▸ Exercise aim: Copy every line from the data below in which the string "Output" can be found.

▸ Raw records:
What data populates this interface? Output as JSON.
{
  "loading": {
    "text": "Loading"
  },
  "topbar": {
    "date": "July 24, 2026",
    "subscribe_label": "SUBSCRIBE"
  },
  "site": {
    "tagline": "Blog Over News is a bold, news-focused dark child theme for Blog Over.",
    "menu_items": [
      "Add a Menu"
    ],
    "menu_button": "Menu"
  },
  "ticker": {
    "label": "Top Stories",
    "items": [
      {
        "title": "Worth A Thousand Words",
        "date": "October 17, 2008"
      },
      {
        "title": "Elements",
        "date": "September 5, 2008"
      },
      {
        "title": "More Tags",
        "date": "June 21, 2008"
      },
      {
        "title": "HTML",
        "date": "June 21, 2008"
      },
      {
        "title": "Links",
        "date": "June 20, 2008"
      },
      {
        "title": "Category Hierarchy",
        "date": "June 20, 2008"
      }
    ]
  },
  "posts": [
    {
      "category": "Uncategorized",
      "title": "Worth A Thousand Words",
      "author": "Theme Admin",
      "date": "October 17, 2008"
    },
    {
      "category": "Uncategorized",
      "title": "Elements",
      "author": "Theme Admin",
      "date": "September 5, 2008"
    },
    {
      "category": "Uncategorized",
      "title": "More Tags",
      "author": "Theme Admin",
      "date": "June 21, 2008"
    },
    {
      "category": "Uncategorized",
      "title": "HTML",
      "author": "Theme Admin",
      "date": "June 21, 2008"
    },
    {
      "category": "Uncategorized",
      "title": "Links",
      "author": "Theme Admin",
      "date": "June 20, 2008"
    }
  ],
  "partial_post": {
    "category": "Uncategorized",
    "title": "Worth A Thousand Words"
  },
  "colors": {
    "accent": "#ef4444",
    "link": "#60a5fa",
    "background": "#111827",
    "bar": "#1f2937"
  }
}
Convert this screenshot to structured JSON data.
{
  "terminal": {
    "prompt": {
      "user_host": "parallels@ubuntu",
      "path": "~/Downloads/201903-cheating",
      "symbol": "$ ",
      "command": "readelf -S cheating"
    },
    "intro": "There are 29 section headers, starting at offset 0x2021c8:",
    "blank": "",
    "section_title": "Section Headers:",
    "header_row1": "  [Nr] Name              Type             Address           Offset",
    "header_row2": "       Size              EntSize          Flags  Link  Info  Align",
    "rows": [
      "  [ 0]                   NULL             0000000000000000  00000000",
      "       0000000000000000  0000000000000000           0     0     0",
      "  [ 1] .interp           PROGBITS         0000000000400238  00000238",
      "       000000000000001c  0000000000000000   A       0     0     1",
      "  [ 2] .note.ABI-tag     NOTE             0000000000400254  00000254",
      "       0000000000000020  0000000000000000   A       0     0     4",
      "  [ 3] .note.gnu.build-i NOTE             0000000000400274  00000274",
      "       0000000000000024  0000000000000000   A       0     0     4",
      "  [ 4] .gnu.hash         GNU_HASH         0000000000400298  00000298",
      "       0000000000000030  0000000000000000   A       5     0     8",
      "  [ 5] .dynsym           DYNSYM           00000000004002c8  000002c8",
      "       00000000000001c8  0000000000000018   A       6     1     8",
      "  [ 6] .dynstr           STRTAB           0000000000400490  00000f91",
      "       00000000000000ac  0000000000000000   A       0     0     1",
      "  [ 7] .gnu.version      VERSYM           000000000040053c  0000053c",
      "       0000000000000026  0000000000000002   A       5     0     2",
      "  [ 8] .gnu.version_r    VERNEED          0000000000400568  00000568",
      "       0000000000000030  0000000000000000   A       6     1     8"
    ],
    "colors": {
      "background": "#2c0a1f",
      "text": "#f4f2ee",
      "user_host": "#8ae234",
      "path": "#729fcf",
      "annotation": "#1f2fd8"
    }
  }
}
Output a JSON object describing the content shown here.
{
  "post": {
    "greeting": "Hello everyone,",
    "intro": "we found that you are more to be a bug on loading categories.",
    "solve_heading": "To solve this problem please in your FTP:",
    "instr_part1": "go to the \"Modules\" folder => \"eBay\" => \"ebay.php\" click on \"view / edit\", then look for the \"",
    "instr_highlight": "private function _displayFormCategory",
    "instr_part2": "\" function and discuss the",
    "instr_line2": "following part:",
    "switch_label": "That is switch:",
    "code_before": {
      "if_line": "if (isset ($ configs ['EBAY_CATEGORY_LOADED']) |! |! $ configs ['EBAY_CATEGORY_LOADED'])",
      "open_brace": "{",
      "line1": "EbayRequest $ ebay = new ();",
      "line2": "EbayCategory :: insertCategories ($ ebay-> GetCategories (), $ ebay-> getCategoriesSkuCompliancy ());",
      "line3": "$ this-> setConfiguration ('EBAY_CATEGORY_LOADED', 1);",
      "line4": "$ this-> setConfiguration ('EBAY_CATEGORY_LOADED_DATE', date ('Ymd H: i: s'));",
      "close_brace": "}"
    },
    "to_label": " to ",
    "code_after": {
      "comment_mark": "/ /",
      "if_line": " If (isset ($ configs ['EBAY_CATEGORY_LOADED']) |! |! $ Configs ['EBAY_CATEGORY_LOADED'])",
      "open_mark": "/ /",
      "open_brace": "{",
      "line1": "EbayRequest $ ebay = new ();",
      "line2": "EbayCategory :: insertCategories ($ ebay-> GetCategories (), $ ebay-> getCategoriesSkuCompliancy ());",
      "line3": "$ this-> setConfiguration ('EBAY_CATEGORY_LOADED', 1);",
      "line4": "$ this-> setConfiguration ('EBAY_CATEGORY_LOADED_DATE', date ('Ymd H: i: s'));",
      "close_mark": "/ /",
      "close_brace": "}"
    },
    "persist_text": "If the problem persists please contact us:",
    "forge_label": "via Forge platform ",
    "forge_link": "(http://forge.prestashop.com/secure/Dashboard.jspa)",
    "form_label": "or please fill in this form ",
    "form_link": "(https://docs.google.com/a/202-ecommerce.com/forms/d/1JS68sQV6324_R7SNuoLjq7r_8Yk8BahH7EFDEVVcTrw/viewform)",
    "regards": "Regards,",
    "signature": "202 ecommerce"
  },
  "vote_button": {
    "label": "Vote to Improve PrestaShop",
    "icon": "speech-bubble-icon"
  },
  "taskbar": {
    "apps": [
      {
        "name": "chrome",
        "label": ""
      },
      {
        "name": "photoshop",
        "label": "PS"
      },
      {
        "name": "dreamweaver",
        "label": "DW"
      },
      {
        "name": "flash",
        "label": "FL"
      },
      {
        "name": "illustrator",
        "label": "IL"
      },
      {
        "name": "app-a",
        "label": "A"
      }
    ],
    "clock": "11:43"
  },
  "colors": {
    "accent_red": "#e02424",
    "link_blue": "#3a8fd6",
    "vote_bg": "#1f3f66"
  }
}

▸ Result for this exercise:
What data populates this interface? Output as JSON.
Output a JSON object describing the content shown here.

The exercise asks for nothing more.